Leaving out the pictures, retype all the material exactly.

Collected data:
---*---

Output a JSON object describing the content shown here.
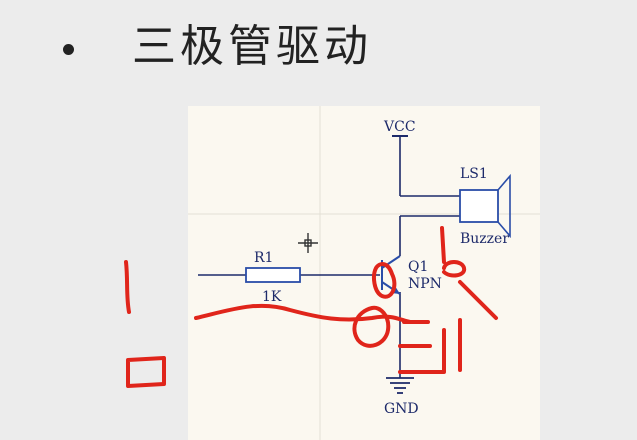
{
  "slide": {
    "bullet": "•",
    "title": "三极管驱动"
  },
  "schematic": {
    "labels": {
      "vcc": "VCC",
      "gnd": "GND",
      "resistor_ref": "R1",
      "resistor_value": "1K",
      "transistor_ref": "Q1",
      "transistor_type": "NPN",
      "speaker_ref": "LS1",
      "speaker_type": "Buzzer"
    },
    "colors": {
      "wire": "#1d2a6a",
      "component": "#2a4da8",
      "grid": "#e3e0d6",
      "annotation": "#e0251b"
    }
  }
}
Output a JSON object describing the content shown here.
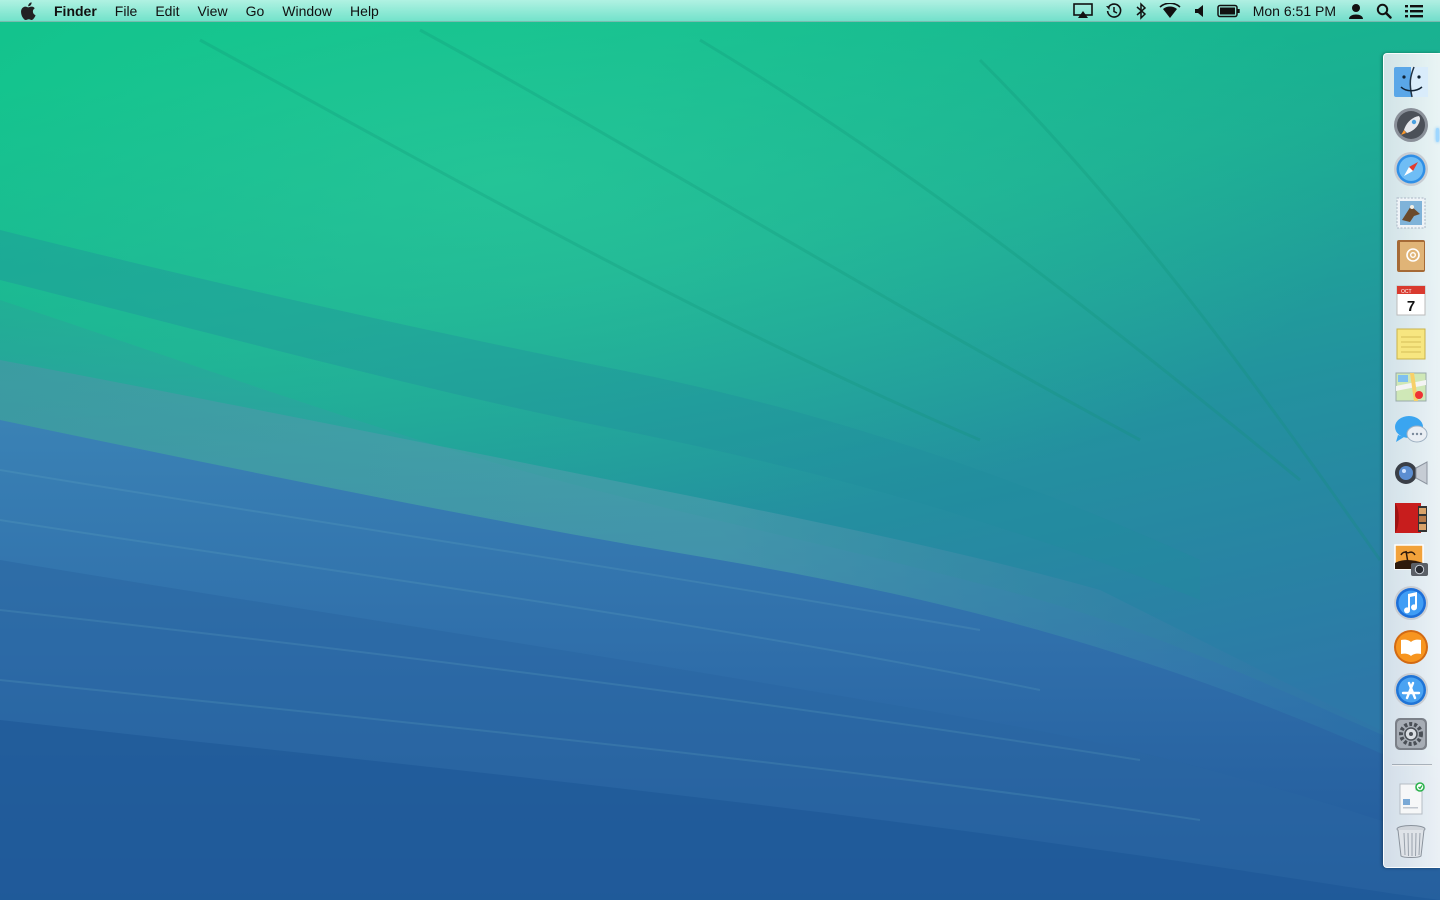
{
  "menubar": {
    "apple_icon": "apple-icon",
    "app_name": "Finder",
    "menus": [
      "File",
      "Edit",
      "View",
      "Go",
      "Window",
      "Help"
    ],
    "status_icons": [
      "airplay-icon",
      "time-machine-icon",
      "bluetooth-icon",
      "wifi-icon",
      "volume-icon",
      "battery-icon"
    ],
    "clock": "Mon 6:51 PM",
    "user_icon": "user-icon",
    "spotlight_icon": "spotlight-search-icon",
    "notification_icon": "notification-center-icon"
  },
  "dock": {
    "position": "right",
    "apps": [
      {
        "name": "Finder",
        "icon": "finder-icon",
        "running": true
      },
      {
        "name": "Launchpad",
        "icon": "launchpad-rocket-icon",
        "running": false
      },
      {
        "name": "Safari",
        "icon": "safari-compass-icon",
        "running": false
      },
      {
        "name": "Mail",
        "icon": "mail-stamp-icon",
        "running": false
      },
      {
        "name": "Contacts",
        "icon": "contacts-book-icon",
        "running": false
      },
      {
        "name": "Calendar",
        "icon": "calendar-icon",
        "running": false,
        "badge_month": "OCT",
        "badge_day": "7"
      },
      {
        "name": "Notes",
        "icon": "notes-icon",
        "running": false
      },
      {
        "name": "Maps",
        "icon": "maps-icon",
        "running": false
      },
      {
        "name": "Messages",
        "icon": "messages-bubble-icon",
        "running": false
      },
      {
        "name": "FaceTime",
        "icon": "facetime-camera-icon",
        "running": false
      },
      {
        "name": "Photo Booth",
        "icon": "photo-booth-icon",
        "running": false
      },
      {
        "name": "iPhoto",
        "icon": "iphoto-icon",
        "running": false
      },
      {
        "name": "iTunes",
        "icon": "itunes-note-icon",
        "running": false
      },
      {
        "name": "iBooks",
        "icon": "ibooks-icon",
        "running": false
      },
      {
        "name": "App Store",
        "icon": "app-store-icon",
        "running": false
      },
      {
        "name": "System Preferences",
        "icon": "system-preferences-gear-icon",
        "running": false
      }
    ],
    "others": [
      {
        "name": "Downloads",
        "icon": "downloads-stack-icon"
      },
      {
        "name": "Trash",
        "icon": "trash-icon"
      }
    ]
  },
  "colors": {
    "wave_green": "#19b38c",
    "wave_teal": "#2f9aa8",
    "ocean_blue": "#2f6fae",
    "deep_blue": "#1a5a98"
  }
}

---*---

**THE REPLY:**
Output a JSON object describing the content shown here.
{
  "slide": {
    "bullet": "•",
    "title": "三极管驱动"
  },
  "schematic": {
    "labels": {
      "vcc": "VCC",
      "gnd": "GND",
      "resistor_ref": "R1",
      "resistor_value": "1K",
      "transistor_ref": "Q1",
      "transistor_type": "NPN",
      "speaker_ref": "LS1",
      "speaker_type": "Buzzer"
    },
    "colors": {
      "wire": "#1d2a6a",
      "component": "#2a4da8",
      "grid": "#e3e0d6",
      "annotation": "#e0251b"
    }
  }
}
Output a JSON object describing the content shown here.
{
  "menubar": {
    "apple_icon": "apple-icon",
    "app_name": "Finder",
    "menus": [
      "File",
      "Edit",
      "View",
      "Go",
      "Window",
      "Help"
    ],
    "status_icons": [
      "airplay-icon",
      "time-machine-icon",
      "bluetooth-icon",
      "wifi-icon",
      "volume-icon",
      "battery-icon"
    ],
    "clock": "Mon 6:51 PM",
    "user_icon": "user-icon",
    "spotlight_icon": "spotlight-search-icon",
    "notification_icon": "notification-center-icon"
  },
  "dock": {
    "position": "right",
    "apps": [
      {
        "name": "Finder",
        "icon": "finder-icon",
        "running": true
      },
      {
        "name": "Launchpad",
        "icon": "launchpad-rocket-icon",
        "running": false
      },
      {
        "name": "Safari",
        "icon": "safari-compass-icon",
        "running": false
      },
      {
        "name": "Mail",
        "icon": "mail-stamp-icon",
        "running": false
      },
      {
        "name": "Contacts",
        "icon": "contacts-book-icon",
        "running": false
      },
      {
        "name": "Calendar",
        "icon": "calendar-icon",
        "running": false,
        "badge_month": "OCT",
        "badge_day": "7"
      },
      {
        "name": "Notes",
        "icon": "notes-icon",
        "running": false
      },
      {
        "name": "Maps",
        "icon": "maps-icon",
        "running": false
      },
      {
        "name": "Messages",
        "icon": "messages-bubble-icon",
        "running": false
      },
      {
        "name": "FaceTime",
        "icon": "facetime-camera-icon",
        "running": false
      },
      {
        "name": "Photo Booth",
        "icon": "photo-booth-icon",
        "running": false
      },
      {
        "name": "iPhoto",
        "icon": "iphoto-icon",
        "running": false
      },
      {
        "name": "iTunes",
        "icon": "itunes-note-icon",
        "running": false
      },
      {
        "name": "iBooks",
        "icon": "ibooks-icon",
        "running": false
      },
      {
        "name": "App Store",
        "icon": "app-store-icon",
        "running": false
      },
      {
        "name": "System Preferences",
        "icon": "system-preferences-gear-icon",
        "running": false
      }
    ],
    "others": [
      {
        "name": "Downloads",
        "icon": "downloads-stack-icon"
      },
      {
        "name": "Trash",
        "icon": "trash-icon"
      }
    ]
  },
  "colors": {
    "wave_green": "#19b38c",
    "wave_teal": "#2f9aa8",
    "ocean_blue": "#2f6fae",
    "deep_blue": "#1a5a98"
  }
}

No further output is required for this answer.